__Figure content listings__
►
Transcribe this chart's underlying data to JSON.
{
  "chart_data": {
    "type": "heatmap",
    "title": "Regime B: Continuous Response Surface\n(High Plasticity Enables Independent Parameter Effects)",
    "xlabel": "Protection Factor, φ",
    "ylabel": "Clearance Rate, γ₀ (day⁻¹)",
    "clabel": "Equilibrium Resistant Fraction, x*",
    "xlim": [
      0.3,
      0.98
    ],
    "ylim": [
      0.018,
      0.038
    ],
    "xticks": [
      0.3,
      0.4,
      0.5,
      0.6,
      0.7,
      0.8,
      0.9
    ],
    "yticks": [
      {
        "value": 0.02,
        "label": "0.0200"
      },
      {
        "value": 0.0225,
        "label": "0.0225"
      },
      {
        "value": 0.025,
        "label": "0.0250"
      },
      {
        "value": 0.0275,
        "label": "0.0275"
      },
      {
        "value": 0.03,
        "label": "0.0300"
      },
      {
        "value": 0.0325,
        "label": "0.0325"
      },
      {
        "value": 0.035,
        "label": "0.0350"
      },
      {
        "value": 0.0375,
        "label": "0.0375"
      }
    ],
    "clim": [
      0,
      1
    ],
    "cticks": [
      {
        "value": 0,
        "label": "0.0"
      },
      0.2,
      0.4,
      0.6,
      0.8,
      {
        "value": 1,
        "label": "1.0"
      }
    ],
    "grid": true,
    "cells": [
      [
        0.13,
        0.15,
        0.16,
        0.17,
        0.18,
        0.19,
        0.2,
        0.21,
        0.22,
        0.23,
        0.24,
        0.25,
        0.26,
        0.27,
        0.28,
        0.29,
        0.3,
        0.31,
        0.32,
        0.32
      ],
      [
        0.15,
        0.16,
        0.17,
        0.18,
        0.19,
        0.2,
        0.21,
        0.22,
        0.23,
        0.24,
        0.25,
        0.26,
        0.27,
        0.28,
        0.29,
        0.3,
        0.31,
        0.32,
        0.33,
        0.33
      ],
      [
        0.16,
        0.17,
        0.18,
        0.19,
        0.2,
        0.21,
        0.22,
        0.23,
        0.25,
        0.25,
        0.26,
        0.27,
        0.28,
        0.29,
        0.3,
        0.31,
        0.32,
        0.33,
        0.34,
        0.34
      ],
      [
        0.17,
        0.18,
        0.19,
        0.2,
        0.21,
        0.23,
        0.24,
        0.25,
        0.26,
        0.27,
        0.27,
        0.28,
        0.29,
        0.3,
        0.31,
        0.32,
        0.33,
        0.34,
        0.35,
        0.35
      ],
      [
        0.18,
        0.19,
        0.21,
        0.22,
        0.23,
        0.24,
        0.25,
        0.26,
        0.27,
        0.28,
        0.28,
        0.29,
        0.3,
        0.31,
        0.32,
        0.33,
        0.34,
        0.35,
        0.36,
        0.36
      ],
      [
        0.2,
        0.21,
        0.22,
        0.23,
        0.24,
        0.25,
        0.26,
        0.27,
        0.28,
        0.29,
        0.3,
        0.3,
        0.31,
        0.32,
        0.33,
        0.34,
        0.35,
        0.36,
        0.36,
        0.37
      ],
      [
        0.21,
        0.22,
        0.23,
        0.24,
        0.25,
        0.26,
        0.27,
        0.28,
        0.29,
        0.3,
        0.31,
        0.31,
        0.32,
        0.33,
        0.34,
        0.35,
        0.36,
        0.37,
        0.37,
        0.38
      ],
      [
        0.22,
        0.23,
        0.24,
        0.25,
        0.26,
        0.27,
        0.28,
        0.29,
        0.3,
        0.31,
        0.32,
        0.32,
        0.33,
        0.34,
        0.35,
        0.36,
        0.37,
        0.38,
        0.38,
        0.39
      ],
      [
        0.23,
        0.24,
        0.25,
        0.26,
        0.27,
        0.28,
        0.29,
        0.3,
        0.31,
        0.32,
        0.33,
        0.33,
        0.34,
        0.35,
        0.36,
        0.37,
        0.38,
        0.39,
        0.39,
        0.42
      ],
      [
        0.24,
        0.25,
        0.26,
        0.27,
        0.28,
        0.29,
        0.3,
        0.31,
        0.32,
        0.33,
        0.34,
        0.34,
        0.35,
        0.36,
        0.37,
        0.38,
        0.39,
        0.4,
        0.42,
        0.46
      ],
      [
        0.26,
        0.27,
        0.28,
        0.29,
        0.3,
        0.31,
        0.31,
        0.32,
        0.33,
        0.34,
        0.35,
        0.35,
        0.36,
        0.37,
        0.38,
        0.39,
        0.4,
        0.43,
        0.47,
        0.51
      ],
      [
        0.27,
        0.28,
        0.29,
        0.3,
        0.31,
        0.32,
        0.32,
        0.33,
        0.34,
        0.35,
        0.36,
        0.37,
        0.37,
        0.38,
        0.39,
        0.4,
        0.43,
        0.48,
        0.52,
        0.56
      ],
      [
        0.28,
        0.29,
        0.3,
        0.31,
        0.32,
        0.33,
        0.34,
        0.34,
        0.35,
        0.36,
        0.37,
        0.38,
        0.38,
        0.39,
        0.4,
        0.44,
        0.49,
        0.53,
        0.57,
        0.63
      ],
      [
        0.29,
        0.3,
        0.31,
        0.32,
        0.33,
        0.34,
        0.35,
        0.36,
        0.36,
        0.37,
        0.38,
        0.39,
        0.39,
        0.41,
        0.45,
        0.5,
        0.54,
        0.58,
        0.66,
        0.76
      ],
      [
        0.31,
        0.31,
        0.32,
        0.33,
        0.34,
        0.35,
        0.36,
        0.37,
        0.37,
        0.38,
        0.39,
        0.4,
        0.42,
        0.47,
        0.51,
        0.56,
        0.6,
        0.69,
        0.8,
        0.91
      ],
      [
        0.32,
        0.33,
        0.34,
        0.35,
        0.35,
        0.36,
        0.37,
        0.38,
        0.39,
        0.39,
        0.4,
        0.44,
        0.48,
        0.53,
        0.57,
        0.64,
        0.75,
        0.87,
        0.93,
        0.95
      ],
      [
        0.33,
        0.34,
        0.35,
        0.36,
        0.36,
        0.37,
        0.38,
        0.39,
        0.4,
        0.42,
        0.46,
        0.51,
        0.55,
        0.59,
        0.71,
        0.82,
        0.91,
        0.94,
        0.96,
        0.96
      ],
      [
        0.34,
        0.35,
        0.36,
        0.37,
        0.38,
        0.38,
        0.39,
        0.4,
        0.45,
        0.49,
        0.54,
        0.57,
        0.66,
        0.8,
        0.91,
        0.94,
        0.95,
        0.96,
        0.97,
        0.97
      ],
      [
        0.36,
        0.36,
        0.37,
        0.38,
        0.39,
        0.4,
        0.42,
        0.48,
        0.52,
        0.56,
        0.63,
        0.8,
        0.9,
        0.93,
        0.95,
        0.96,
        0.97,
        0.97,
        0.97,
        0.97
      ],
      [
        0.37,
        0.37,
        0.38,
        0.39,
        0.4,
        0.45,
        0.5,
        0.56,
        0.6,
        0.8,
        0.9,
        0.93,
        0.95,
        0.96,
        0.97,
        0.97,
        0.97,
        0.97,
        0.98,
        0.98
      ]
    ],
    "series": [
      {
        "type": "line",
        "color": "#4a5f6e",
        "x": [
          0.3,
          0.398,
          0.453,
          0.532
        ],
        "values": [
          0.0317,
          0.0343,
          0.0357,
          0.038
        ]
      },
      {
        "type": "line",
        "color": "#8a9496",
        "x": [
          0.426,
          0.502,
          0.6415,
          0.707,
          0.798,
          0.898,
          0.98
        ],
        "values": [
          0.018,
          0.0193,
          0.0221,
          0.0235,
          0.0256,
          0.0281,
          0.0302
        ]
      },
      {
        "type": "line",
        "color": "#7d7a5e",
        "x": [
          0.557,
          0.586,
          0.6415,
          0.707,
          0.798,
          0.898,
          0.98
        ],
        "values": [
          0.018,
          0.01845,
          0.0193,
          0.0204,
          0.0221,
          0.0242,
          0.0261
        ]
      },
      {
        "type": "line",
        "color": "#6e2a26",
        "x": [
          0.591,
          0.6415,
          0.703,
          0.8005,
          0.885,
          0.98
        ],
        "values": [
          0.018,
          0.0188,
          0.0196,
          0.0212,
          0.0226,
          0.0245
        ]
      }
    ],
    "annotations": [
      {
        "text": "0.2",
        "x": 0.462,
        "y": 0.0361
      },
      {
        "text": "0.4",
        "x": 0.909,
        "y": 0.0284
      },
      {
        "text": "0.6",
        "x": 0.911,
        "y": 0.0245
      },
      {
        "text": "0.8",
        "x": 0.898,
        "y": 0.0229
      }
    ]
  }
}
◄
__Job__
How many lines in the records above contain the word "color"? Reply with the number alone.

__Solution to this exercise__
4